▶ [STATED TASK]
In the data below, find every line that has the string "name", and copy it.

+++

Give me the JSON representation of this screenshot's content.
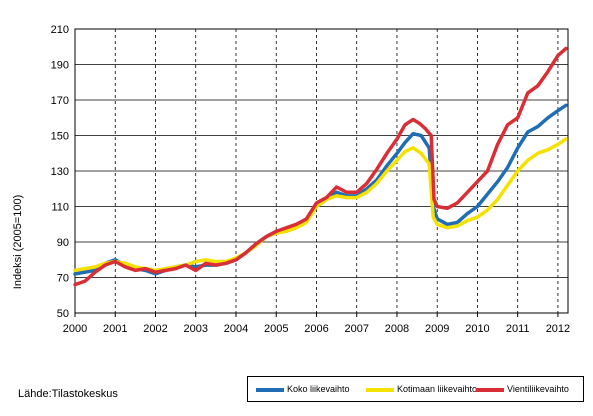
{
  "source": "Lähde:Tilastokeskus",
  "colors": {
    "koko": "#1f6db5",
    "kotimaa": "#f5e100",
    "vienti": "#d92e35"
  },
  "chart_data": {
    "type": "line",
    "ylabel": "Indeksi (2005=100)",
    "xlabel": "",
    "ylim": [
      50,
      210
    ],
    "yticks": [
      50,
      70,
      90,
      110,
      130,
      150,
      170,
      190,
      210
    ],
    "xlim": [
      2000,
      2012.25
    ],
    "xticks": [
      "2000",
      "2001",
      "2002",
      "2003",
      "2004",
      "2005",
      "2006",
      "2007",
      "2008",
      "2009",
      "2010",
      "2011",
      "2012"
    ],
    "grid": {
      "horizontal": "solid",
      "vertical": "dashed"
    },
    "legend_position": "bottom-right",
    "series": [
      {
        "name": "Koko liikevaihto",
        "color": "#1f6db5",
        "x": [
          2000,
          2000.5,
          2000.75,
          2001,
          2001.25,
          2001.5,
          2001.75,
          2002,
          2002.25,
          2002.5,
          2002.75,
          2003,
          2003.25,
          2003.5,
          2003.75,
          2004,
          2004.25,
          2004.5,
          2004.75,
          2005,
          2005.25,
          2005.5,
          2005.75,
          2006,
          2006.25,
          2006.5,
          2006.75,
          2007,
          2007.25,
          2007.5,
          2007.75,
          2008,
          2008.2,
          2008.4,
          2008.6,
          2008.8,
          2008.9,
          2009,
          2009.25,
          2009.5,
          2009.75,
          2010,
          2010.25,
          2010.5,
          2010.75,
          2011,
          2011.25,
          2011.5,
          2011.75,
          2012,
          2012.2
        ],
        "y": [
          72,
          74,
          78,
          80,
          77,
          75,
          74,
          72,
          74,
          76,
          77,
          76,
          77,
          77,
          78,
          80,
          84,
          89,
          93,
          96,
          97,
          99,
          102,
          110,
          114,
          118,
          116,
          116,
          120,
          125,
          133,
          140,
          146,
          151,
          150,
          143,
          110,
          103,
          100,
          101,
          106,
          110,
          117,
          124,
          132,
          143,
          152,
          155,
          160,
          164,
          167
        ]
      },
      {
        "name": "Kotimaan liikevaihto",
        "color": "#f5e100",
        "x": [
          2000,
          2000.5,
          2000.75,
          2001,
          2001.25,
          2001.5,
          2001.75,
          2002,
          2002.25,
          2002.5,
          2002.75,
          2003,
          2003.25,
          2003.5,
          2003.75,
          2004,
          2004.25,
          2004.5,
          2004.75,
          2005,
          2005.25,
          2005.5,
          2005.75,
          2006,
          2006.25,
          2006.5,
          2006.75,
          2007,
          2007.25,
          2007.5,
          2007.75,
          2008,
          2008.2,
          2008.4,
          2008.6,
          2008.8,
          2008.9,
          2009,
          2009.25,
          2009.5,
          2009.75,
          2010,
          2010.25,
          2010.5,
          2010.75,
          2011,
          2011.25,
          2011.5,
          2011.75,
          2012,
          2012.2
        ],
        "y": [
          74,
          76,
          78,
          79,
          78,
          76,
          75,
          74,
          75,
          76,
          77,
          79,
          80,
          79,
          79,
          81,
          84,
          88,
          93,
          95,
          96,
          98,
          101,
          110,
          114,
          116,
          115,
          115,
          118,
          123,
          130,
          136,
          141,
          143,
          140,
          134,
          104,
          100,
          98,
          99,
          102,
          104,
          108,
          114,
          122,
          130,
          136,
          140,
          142,
          145,
          148
        ]
      },
      {
        "name": "Vientiliikevaihto",
        "color": "#d92e35",
        "x": [
          2000,
          2000.25,
          2000.5,
          2000.75,
          2001,
          2001.25,
          2001.5,
          2001.75,
          2002,
          2002.25,
          2002.5,
          2002.75,
          2003,
          2003.25,
          2003.5,
          2003.75,
          2004,
          2004.25,
          2004.5,
          2004.75,
          2005,
          2005.25,
          2005.5,
          2005.75,
          2006,
          2006.25,
          2006.5,
          2006.75,
          2007,
          2007.25,
          2007.5,
          2007.75,
          2008,
          2008.2,
          2008.4,
          2008.55,
          2008.7,
          2008.85,
          2008.92,
          2009,
          2009.25,
          2009.5,
          2009.75,
          2010,
          2010.25,
          2010.5,
          2010.75,
          2011,
          2011.25,
          2011.5,
          2011.75,
          2012,
          2012.2
        ],
        "y": [
          66,
          68,
          73,
          77,
          79,
          76,
          74,
          75,
          73,
          74,
          75,
          77,
          74,
          78,
          77,
          78,
          80,
          84,
          89,
          93,
          96,
          98,
          100,
          103,
          112,
          115,
          121,
          118,
          118,
          123,
          131,
          140,
          148,
          156,
          159,
          157,
          154,
          150,
          114,
          110,
          109,
          112,
          118,
          124,
          130,
          145,
          156,
          160,
          174,
          178,
          186,
          195,
          199
        ]
      }
    ]
  }
}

+++

▶ [THE OUTPUT]
        "name": "Koko liikevaihto",
        "name": "Kotimaan liikevaihto",
        "name": "Vientiliikevaihto",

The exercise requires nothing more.